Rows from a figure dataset
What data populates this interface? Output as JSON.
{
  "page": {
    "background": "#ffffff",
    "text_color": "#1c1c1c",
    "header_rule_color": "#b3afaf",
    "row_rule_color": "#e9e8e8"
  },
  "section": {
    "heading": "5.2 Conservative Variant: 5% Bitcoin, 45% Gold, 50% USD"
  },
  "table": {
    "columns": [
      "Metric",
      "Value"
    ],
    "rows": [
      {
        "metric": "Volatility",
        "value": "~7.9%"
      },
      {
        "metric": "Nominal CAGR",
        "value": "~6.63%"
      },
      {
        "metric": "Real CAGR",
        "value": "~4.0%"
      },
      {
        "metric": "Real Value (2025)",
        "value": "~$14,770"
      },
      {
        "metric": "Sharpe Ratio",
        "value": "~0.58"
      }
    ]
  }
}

§ Written request:
Write out all records exactly, keeping every detail.

§ Expected output:
What data populates this interface? Output as JSON.
{
  "page": {
    "background": "#ffffff",
    "text_color": "#1c1c1c",
    "header_rule_color": "#b3afaf",
    "row_rule_color": "#e9e8e8"
  },
  "section": {
    "heading": "5.2 Conservative Variant: 5% Bitcoin, 45% Gold, 50% USD"
  },
  "table": {
    "columns": [
      "Metric",
      "Value"
    ],
    "rows": [
      {
        "metric": "Volatility",
        "value": "~7.9%"
      },
      {
        "metric": "Nominal CAGR",
        "value": "~6.63%"
      },
      {
        "metric": "Real CAGR",
        "value": "~4.0%"
      },
      {
        "metric": "Real Value (2025)",
        "value": "~$14,770"
      },
      {
        "metric": "Sharpe Ratio",
        "value": "~0.58"
      }
    ]
  }
}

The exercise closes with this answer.